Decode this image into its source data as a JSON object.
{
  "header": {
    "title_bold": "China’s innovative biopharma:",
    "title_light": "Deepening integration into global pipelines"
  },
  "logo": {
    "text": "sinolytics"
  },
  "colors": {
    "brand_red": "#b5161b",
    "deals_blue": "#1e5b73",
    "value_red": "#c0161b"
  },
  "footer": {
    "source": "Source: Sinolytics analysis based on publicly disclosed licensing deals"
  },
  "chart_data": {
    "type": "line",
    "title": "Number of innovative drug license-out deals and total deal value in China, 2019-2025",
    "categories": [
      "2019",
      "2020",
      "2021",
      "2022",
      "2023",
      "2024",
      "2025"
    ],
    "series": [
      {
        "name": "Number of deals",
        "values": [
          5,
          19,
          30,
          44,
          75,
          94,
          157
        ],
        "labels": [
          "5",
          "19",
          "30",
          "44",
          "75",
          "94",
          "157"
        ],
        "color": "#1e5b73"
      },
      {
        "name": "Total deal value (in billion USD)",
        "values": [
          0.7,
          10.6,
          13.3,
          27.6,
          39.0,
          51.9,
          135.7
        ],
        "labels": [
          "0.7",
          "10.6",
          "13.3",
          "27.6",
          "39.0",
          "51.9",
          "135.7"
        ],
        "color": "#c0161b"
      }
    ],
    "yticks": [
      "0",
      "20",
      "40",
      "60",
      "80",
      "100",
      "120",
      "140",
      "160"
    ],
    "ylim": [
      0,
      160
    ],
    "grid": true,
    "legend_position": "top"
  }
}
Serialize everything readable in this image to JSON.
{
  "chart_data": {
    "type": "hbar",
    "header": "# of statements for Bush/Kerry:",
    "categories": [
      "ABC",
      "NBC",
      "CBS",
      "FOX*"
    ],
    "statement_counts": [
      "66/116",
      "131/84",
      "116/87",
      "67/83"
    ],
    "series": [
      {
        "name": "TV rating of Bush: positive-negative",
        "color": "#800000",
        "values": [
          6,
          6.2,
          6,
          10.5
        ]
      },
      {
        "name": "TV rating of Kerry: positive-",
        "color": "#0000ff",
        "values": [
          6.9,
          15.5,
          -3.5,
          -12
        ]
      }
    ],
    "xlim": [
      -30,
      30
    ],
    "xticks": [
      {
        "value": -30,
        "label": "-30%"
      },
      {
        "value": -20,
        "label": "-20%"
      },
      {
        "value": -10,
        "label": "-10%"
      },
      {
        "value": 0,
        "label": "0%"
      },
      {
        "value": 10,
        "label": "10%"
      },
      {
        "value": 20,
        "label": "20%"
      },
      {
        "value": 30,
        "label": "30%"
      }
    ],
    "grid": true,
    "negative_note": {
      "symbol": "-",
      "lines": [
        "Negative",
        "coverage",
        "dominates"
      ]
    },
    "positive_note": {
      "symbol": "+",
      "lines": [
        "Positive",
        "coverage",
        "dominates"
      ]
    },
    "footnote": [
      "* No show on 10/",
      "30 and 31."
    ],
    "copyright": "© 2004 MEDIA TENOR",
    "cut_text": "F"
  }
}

┄┄┄┄┄┄┄┄┄┄┄┄┄┄┄┄┄┄┄┄

In the records above, locate every line with the string "source" and copy it.

— The output —
Decode this image into its source data as a JSON object.
    "source": "Source: Sinolytics analysis based on publicly disclosed licensing deals"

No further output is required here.